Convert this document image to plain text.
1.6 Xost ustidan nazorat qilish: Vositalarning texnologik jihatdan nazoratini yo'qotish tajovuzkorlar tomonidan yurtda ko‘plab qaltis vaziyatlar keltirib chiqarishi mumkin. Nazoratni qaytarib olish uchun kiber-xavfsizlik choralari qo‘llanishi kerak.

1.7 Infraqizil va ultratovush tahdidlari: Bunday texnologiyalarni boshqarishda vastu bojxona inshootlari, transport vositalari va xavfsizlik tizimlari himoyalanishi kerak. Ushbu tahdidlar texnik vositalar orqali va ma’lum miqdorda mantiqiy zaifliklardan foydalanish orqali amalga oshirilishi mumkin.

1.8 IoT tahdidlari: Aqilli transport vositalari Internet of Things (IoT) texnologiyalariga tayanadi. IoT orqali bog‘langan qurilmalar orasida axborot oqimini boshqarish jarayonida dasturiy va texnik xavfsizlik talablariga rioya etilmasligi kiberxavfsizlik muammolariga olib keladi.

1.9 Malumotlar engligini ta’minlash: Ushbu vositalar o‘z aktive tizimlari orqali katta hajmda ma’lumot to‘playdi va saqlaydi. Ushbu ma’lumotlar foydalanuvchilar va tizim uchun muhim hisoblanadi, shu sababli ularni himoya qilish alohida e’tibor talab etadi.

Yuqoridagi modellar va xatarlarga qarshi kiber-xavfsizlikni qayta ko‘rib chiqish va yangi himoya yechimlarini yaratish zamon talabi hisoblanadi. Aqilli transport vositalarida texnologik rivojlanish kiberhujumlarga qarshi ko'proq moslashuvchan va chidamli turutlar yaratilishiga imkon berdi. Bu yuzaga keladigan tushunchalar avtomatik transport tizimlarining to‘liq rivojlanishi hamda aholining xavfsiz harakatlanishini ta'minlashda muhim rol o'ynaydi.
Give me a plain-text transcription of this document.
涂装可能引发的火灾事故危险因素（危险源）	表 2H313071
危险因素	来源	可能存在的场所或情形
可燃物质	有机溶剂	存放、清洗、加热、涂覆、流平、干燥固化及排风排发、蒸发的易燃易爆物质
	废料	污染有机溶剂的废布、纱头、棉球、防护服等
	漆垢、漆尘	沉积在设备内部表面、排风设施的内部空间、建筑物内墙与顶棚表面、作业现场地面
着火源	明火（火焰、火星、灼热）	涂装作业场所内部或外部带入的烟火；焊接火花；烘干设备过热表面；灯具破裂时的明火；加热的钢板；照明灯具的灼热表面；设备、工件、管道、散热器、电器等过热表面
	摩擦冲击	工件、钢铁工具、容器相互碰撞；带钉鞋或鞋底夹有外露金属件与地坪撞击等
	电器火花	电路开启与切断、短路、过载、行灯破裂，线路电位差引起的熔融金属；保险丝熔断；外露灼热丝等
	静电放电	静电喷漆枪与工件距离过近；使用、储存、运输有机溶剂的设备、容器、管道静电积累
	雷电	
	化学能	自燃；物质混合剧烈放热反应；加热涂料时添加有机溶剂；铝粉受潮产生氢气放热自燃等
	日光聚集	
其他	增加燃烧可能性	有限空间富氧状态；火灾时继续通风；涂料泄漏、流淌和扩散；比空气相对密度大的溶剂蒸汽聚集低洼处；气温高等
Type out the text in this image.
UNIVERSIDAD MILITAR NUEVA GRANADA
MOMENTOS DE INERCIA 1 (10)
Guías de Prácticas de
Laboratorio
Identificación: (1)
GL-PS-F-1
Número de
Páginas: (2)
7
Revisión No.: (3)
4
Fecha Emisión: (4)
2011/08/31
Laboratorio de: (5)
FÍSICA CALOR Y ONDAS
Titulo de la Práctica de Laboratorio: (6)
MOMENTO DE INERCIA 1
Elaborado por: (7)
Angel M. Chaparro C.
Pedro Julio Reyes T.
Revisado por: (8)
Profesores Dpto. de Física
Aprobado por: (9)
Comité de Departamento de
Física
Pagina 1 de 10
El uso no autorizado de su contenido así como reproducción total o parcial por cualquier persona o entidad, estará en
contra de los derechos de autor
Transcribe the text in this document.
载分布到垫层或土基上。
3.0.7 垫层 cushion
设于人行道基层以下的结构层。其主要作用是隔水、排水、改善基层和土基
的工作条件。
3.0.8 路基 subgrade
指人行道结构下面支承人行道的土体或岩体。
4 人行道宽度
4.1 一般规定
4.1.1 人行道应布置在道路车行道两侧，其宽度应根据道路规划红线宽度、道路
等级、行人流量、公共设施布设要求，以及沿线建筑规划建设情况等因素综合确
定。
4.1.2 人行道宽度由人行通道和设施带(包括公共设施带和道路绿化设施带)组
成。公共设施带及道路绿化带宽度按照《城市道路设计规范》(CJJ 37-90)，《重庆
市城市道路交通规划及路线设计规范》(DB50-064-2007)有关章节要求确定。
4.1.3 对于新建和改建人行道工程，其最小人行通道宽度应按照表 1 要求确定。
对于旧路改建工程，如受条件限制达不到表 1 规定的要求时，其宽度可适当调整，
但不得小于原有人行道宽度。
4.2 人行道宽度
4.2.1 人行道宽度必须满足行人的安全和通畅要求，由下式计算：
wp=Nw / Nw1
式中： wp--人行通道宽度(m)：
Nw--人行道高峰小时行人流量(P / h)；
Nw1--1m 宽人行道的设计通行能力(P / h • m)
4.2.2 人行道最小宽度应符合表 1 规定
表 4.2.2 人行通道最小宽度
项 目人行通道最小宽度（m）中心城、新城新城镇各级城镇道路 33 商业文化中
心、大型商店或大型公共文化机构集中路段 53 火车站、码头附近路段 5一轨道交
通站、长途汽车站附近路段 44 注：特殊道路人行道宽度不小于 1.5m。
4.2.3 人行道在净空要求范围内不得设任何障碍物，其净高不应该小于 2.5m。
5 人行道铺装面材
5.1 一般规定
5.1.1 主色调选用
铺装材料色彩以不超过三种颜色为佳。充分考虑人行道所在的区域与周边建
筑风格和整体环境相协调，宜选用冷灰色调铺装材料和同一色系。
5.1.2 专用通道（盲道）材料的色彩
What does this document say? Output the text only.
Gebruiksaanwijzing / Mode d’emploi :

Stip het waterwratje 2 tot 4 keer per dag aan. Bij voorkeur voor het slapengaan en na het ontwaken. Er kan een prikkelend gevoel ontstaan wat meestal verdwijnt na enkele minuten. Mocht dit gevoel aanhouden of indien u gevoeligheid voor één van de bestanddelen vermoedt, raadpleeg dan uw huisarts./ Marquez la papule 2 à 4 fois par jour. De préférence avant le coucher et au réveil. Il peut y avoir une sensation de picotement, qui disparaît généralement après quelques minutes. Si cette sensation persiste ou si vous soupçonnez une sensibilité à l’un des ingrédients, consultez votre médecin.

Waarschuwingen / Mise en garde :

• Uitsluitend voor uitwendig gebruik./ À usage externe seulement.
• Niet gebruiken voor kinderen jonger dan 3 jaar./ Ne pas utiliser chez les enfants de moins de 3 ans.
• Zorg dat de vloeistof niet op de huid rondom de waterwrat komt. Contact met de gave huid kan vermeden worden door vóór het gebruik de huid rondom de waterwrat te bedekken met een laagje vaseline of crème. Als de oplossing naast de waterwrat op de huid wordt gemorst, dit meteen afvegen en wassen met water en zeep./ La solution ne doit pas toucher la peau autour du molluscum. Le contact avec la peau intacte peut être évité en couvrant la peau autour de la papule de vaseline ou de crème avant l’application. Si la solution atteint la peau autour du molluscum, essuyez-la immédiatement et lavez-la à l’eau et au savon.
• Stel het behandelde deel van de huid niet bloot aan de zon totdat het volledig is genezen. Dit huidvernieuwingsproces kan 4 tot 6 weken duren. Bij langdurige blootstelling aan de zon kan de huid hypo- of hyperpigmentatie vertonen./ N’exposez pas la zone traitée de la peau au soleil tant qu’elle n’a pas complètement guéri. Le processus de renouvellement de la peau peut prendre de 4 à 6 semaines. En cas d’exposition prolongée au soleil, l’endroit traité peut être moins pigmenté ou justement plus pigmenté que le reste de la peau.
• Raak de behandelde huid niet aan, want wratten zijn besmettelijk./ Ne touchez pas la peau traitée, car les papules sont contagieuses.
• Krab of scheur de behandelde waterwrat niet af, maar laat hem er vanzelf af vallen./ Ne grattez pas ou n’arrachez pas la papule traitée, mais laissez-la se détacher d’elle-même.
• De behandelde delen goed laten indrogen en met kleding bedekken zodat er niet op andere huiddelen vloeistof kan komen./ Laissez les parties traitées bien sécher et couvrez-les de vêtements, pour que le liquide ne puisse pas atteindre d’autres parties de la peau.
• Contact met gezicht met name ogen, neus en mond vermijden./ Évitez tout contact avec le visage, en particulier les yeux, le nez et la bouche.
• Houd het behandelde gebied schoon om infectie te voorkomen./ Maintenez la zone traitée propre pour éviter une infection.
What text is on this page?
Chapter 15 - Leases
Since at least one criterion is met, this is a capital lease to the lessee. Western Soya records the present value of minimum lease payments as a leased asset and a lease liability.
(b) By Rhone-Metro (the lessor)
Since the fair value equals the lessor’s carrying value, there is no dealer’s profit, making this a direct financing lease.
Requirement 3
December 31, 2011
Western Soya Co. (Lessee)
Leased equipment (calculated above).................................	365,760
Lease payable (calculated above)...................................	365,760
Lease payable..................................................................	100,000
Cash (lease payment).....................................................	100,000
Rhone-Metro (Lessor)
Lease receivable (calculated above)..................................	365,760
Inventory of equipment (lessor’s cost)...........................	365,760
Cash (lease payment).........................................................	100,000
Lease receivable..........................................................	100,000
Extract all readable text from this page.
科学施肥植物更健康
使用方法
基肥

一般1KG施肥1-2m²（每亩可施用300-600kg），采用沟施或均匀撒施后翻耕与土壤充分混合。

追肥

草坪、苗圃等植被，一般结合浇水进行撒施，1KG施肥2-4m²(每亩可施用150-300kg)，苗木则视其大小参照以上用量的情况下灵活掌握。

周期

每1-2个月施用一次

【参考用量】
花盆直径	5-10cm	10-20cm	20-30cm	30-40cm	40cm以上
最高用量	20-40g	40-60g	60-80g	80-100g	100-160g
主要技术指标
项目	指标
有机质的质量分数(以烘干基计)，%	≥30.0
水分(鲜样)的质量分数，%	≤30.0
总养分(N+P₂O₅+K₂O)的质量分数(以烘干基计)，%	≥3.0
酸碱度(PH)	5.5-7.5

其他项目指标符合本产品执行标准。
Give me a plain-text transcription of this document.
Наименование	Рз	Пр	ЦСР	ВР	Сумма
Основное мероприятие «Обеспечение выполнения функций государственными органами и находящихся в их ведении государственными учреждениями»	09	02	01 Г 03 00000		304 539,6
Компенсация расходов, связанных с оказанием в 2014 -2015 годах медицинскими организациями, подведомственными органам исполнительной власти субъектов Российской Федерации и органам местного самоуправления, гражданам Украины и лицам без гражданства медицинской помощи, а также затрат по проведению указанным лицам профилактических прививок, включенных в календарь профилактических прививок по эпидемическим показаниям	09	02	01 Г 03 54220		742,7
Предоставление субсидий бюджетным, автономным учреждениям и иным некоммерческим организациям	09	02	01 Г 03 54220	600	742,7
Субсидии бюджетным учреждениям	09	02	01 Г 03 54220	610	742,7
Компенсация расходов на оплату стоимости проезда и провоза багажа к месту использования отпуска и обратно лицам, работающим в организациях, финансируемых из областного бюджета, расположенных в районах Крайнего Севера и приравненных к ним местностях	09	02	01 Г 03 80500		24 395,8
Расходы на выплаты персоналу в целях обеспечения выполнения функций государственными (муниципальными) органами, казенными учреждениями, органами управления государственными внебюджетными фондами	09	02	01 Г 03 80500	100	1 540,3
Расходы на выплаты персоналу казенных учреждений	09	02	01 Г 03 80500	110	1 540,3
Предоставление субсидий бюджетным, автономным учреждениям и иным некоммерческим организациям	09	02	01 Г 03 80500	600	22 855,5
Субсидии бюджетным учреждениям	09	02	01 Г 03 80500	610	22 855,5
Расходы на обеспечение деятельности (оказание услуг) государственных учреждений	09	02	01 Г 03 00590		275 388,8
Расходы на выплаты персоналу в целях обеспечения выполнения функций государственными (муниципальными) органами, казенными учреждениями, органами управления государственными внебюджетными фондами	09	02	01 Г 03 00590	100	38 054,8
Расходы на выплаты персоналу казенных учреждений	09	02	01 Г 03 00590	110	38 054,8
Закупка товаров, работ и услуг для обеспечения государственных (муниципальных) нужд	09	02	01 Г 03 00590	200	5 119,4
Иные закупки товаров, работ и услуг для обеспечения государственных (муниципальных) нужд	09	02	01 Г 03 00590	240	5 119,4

+-------+

Task brief:
Exactly how many lines in the data above contain the word "What"? Respond with the number and nothing more.

Result of the task:
2